Could the data below be copied exactly, minus the pictures?

====== Source information ======

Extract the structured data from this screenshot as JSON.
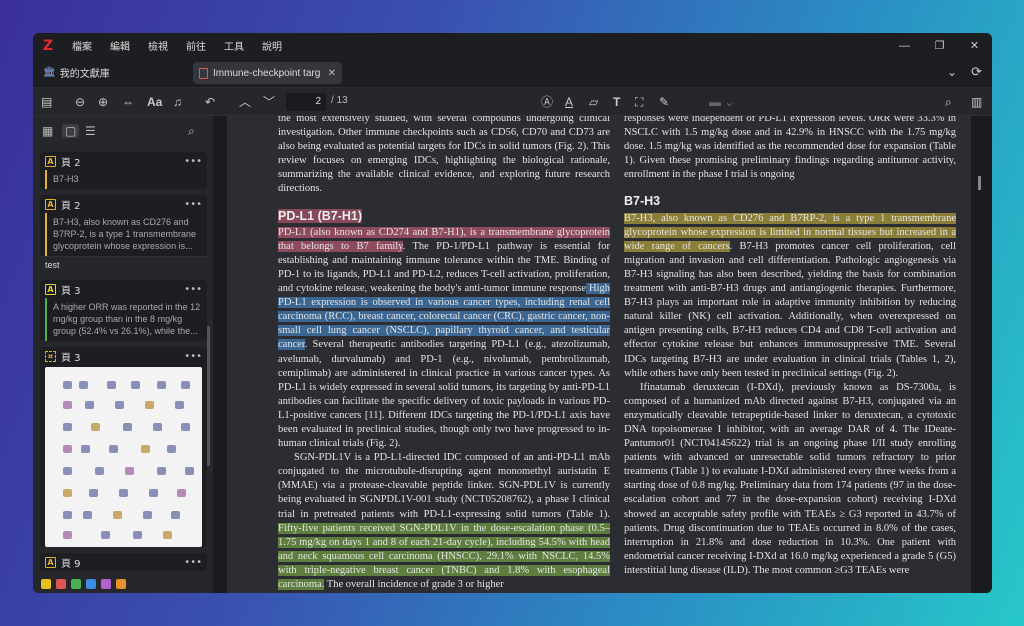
{
  "app": {
    "logo": "Z",
    "menu": [
      "檔案",
      "編輯",
      "檢視",
      "前往",
      "工具",
      "說明"
    ],
    "window_controls": [
      "—",
      "❐",
      "✕"
    ]
  },
  "tabs": {
    "library_label": "我的文獻庫",
    "document_label": "Immune-checkpoint targ",
    "close": "✕"
  },
  "toolbar": {
    "page_current": "2",
    "page_total": "/ 13"
  },
  "sidebar": {
    "cards": [
      {
        "icon": "A",
        "title": "頁 2",
        "text": "B7-H3",
        "color": "#e0b030"
      },
      {
        "icon": "A",
        "title": "頁 2",
        "text": "B7-H3, also known as CD276 and B7RP-2, is a type 1 transmembrane glycoprotein whose expression is...",
        "comment": "test",
        "color": "#e0b030"
      },
      {
        "icon": "A",
        "title": "頁 3",
        "text": "A higher ORR was reported in the 12 mg/kg group than in the 8 mg/kg group (52.4% vs 26.1%), while the...",
        "color": "#4caf50"
      },
      {
        "icon": "⌗",
        "title": "頁 3"
      },
      {
        "icon": "A",
        "title": "頁 9"
      }
    ],
    "colors": [
      "#e8c020",
      "#e05555",
      "#4caf50",
      "#3d8be0",
      "#b060d0",
      "#e8902a"
    ]
  },
  "document": {
    "left": {
      "intro": "the most extensively studied, with several compounds undergoing clinical investigation. Other immune checkpoints such as CD56, CD70 and CD73 are also being evaluated as potential targets for IDCs in solid tumors (Fig. 2). This review focuses on emerging IDCs, highlighting the biological rationale, summarizing the available clinical evidence, and exploring future research directions.",
      "heading": "PD-L1 (B7-H1)",
      "p1_red": "PD-L1 (also known as CD274 and B7-H1), is a transmembrane glycoprotein that belongs to B7 family",
      "p1_mid": ". The PD-1/PD-L1 pathway is essential for establishing and maintaining immune tolerance within the TME. Binding of PD-1 to its ligands, PD-L1 and PD-L2, reduces T-cell activation, proliferation, and cytokine release, weakening the body's anti-tumor immune response",
      "p1_blue": " High PD-L1 expression is observed in various cancer types, including renal cell carcinoma (RCC), breast cancer, colorectal cancer (CRC), gastric cancer, non-small cell lung cancer (NSCLC), papillary thyroid cancer, and testicular cancer",
      "p1_end": ". Several therapeutic antibodies targeting PD-L1 (e.g., atezolizumab, avelumab, durvalumab) and PD-1 (e.g., nivolumab, pembrolizumab, cemiplimab) are administered in clinical practice in various cancer types. As PD-L1 is widely expressed in several solid tumors, its targeting by anti-PD-L1 antibodies can facilitate the specific delivery of toxic payloads in various PD-L1-positive cancers [11]. Different IDCs targeting the PD-1/PD-L1 axis have been evaluated in preclinical studies, though only two have progressed to in-human clinical trials (Fig. 2).",
      "p2_start": "SGN-PDL1V is a PD-L1-directed IDC composed of an anti-PD-L1 mAb conjugated to the microtubule-disrupting agent monomethyl auristatin E (MMAE) via a protease-cleavable peptide linker. SGN-PDL1V is currently being evaluated in SGNPDL1V-001 study (NCT05208762), a phase I clinical trial in pretreated patients with PD-L1-expressing solid tumors (Table 1). ",
      "p2_green": "Fifty-five patients received SGN-PDL1V in the dose-escalation phase (0.5–1.75 mg/kg on days 1 and 8 of each 21-day cycle), including 54.5% with head and neck squamous cell carcinoma (HNSCC), 29.1% with NSCLC, 14.5% with triple-negative breast cancer (TNBC) and 1.8% with esophageal carcinoma.",
      "p2_end": " The overall incidence of grade 3 or higher"
    },
    "right": {
      "intro": "responses were independent of PD-L1 expression levels. ORR were 33.3% in NSCLC with 1.5 mg/kg dose and in 42.9% in HNSCC with the 1.75 mg/kg dose. 1.5 mg/kg was identified as the recommended dose for expansion (Table 1). Given these promising preliminary findings regarding antitumor activity, enrollment in the phase I trial is ongoing",
      "heading": "B7-H3",
      "p1_yellow": "B7-H3, also known as CD276 and B7RP-2, is a type 1 transmembrane glycoprotein whose expression is limited in normal tissues but increased in a wide range of cancers",
      "p1_end": ". B7-H3 promotes cancer cell proliferation, cell migration and invasion and cell differentiation. Pathologic angiogenesis via B7-H3 signaling has also been described, yielding the basis for combination treatment with anti-B7-H3 drugs and antiangiogenic therapies. Furthermore, B7-H3 plays an important role in adaptive immunity inhibition by reducing natural killer (NK) cell activation. Additionally, when overexpressed on antigen presenting cells, B7-H3 reduces CD4 and CD8 T-cell activation and effector cytokine release but enhances immunosuppressive TME. Several IDCs targeting B7-H3 are under evaluation in clinical trials (Tables 1, 2), while others have only been tested in preclinical settings (Fig. 2).",
      "p2": "Ifinatamab deruxtecan (I-DXd), previously known as DS-7300a, is composed of a humanized mAb directed against B7-H3, conjugated via an enzymatically cleavable tetrapeptide-based linker to deruxtecan, a cytotoxic DNA topoisomerase I inhibitor, with an average DAR of 4. The IDeate-Pantumor01 (NCT04145622) trial is an ongoing phase I/II study enrolling patients with advanced or unresectable solid tumors refractory to prior treatments (Table 1) to evaluate I-DXd administered every three weeks from a starting dose of 0.8 mg/kg. Preliminary data from 174 patients (97 in the dose-escalation cohort and 77 in the dose-expansion cohort) receiving I-DXd showed an acceptable safety profile with TEAEs ≥ G3 reported in 43.7% of patients. Drug discontinuation due to TEAEs occurred in 8.0% of the cases, interruption in 21.8% and dose reduction in 10.3%. One patient with endometrial cancer receiving I-DXd at 16.0 mg/kg experienced a grade 5 (G5) interstitial lung disease (ILD). The most common ≥G3 TEAEs were"
    }
  }
}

======

→ **Solution**:
Extract the structured data from this screenshot as JSON.
{
  "app": {
    "logo": "Z",
    "menu": [
      "檔案",
      "編輯",
      "檢視",
      "前往",
      "工具",
      "說明"
    ],
    "window_controls": [
      "—",
      "❐",
      "✕"
    ]
  },
  "tabs": {
    "library_label": "我的文獻庫",
    "document_label": "Immune-checkpoint targ",
    "close": "✕"
  },
  "toolbar": {
    "page_current": "2",
    "page_total": "/ 13"
  },
  "sidebar": {
    "cards": [
      {
        "icon": "A",
        "title": "頁 2",
        "text": "B7-H3",
        "color": "#e0b030"
      },
      {
        "icon": "A",
        "title": "頁 2",
        "text": "B7-H3, also known as CD276 and B7RP-2, is a type 1 transmembrane glycoprotein whose expression is...",
        "comment": "test",
        "color": "#e0b030"
      },
      {
        "icon": "A",
        "title": "頁 3",
        "text": "A higher ORR was reported in the 12 mg/kg group than in the 8 mg/kg group (52.4% vs 26.1%), while the...",
        "color": "#4caf50"
      },
      {
        "icon": "⌗",
        "title": "頁 3"
      },
      {
        "icon": "A",
        "title": "頁 9"
      }
    ],
    "colors": [
      "#e8c020",
      "#e05555",
      "#4caf50",
      "#3d8be0",
      "#b060d0",
      "#e8902a"
    ]
  },
  "document": {
    "left": {
      "intro": "the most extensively studied, with several compounds undergoing clinical investigation. Other immune checkpoints such as CD56, CD70 and CD73 are also being evaluated as potential targets for IDCs in solid tumors (Fig. 2). This review focuses on emerging IDCs, highlighting the biological rationale, summarizing the available clinical evidence, and exploring future research directions.",
      "heading": "PD-L1 (B7-H1)",
      "p1_red": "PD-L1 (also known as CD274 and B7-H1), is a transmembrane glycoprotein that belongs to B7 family",
      "p1_mid": ". The PD-1/PD-L1 pathway is essential for establishing and maintaining immune tolerance within the TME. Binding of PD-1 to its ligands, PD-L1 and PD-L2, reduces T-cell activation, proliferation, and cytokine release, weakening the body's anti-tumor immune response",
      "p1_blue": " High PD-L1 expression is observed in various cancer types, including renal cell carcinoma (RCC), breast cancer, colorectal cancer (CRC), gastric cancer, non-small cell lung cancer (NSCLC), papillary thyroid cancer, and testicular cancer",
      "p1_end": ". Several therapeutic antibodies targeting PD-L1 (e.g., atezolizumab, avelumab, durvalumab) and PD-1 (e.g., nivolumab, pembrolizumab, cemiplimab) are administered in clinical practice in various cancer types. As PD-L1 is widely expressed in several solid tumors, its targeting by anti-PD-L1 antibodies can facilitate the specific delivery of toxic payloads in various PD-L1-positive cancers [11]. Different IDCs targeting the PD-1/PD-L1 axis have been evaluated in preclinical studies, though only two have progressed to in-human clinical trials (Fig. 2).",
      "p2_start": "SGN-PDL1V is a PD-L1-directed IDC composed of an anti-PD-L1 mAb conjugated to the microtubule-disrupting agent monomethyl auristatin E (MMAE) via a protease-cleavable peptide linker. SGN-PDL1V is currently being evaluated in SGNPDL1V-001 study (NCT05208762), a phase I clinical trial in pretreated patients with PD-L1-expressing solid tumors (Table 1). ",
      "p2_green": "Fifty-five patients received SGN-PDL1V in the dose-escalation phase (0.5–1.75 mg/kg on days 1 and 8 of each 21-day cycle), including 54.5% with head and neck squamous cell carcinoma (HNSCC), 29.1% with NSCLC, 14.5% with triple-negative breast cancer (TNBC) and 1.8% with esophageal carcinoma.",
      "p2_end": " The overall incidence of grade 3 or higher"
    },
    "right": {
      "intro": "responses were independent of PD-L1 expression levels. ORR were 33.3% in NSCLC with 1.5 mg/kg dose and in 42.9% in HNSCC with the 1.75 mg/kg dose. 1.5 mg/kg was identified as the recommended dose for expansion (Table 1). Given these promising preliminary findings regarding antitumor activity, enrollment in the phase I trial is ongoing",
      "heading": "B7-H3",
      "p1_yellow": "B7-H3, also known as CD276 and B7RP-2, is a type 1 transmembrane glycoprotein whose expression is limited in normal tissues but increased in a wide range of cancers",
      "p1_end": ". B7-H3 promotes cancer cell proliferation, cell migration and invasion and cell differentiation. Pathologic angiogenesis via B7-H3 signaling has also been described, yielding the basis for combination treatment with anti-B7-H3 drugs and antiangiogenic therapies. Furthermore, B7-H3 plays an important role in adaptive immunity inhibition by reducing natural killer (NK) cell activation. Additionally, when overexpressed on antigen presenting cells, B7-H3 reduces CD4 and CD8 T-cell activation and effector cytokine release but enhances immunosuppressive TME. Several IDCs targeting B7-H3 are under evaluation in clinical trials (Tables 1, 2), while others have only been tested in preclinical settings (Fig. 2).",
      "p2": "Ifinatamab deruxtecan (I-DXd), previously known as DS-7300a, is composed of a humanized mAb directed against B7-H3, conjugated via an enzymatically cleavable tetrapeptide-based linker to deruxtecan, a cytotoxic DNA topoisomerase I inhibitor, with an average DAR of 4. The IDeate-Pantumor01 (NCT04145622) trial is an ongoing phase I/II study enrolling patients with advanced or unresectable solid tumors refractory to prior treatments (Table 1) to evaluate I-DXd administered every three weeks from a starting dose of 0.8 mg/kg. Preliminary data from 174 patients (97 in the dose-escalation cohort and 77 in the dose-expansion cohort) receiving I-DXd showed an acceptable safety profile with TEAEs ≥ G3 reported in 43.7% of patients. Drug discontinuation due to TEAEs occurred in 8.0% of the cases, interruption in 21.8% and dose reduction in 10.3%. One patient with endometrial cancer receiving I-DXd at 16.0 mg/kg experienced a grade 5 (G5) interstitial lung disease (ILD). The most common ≥G3 TEAEs were"
    }
  }
}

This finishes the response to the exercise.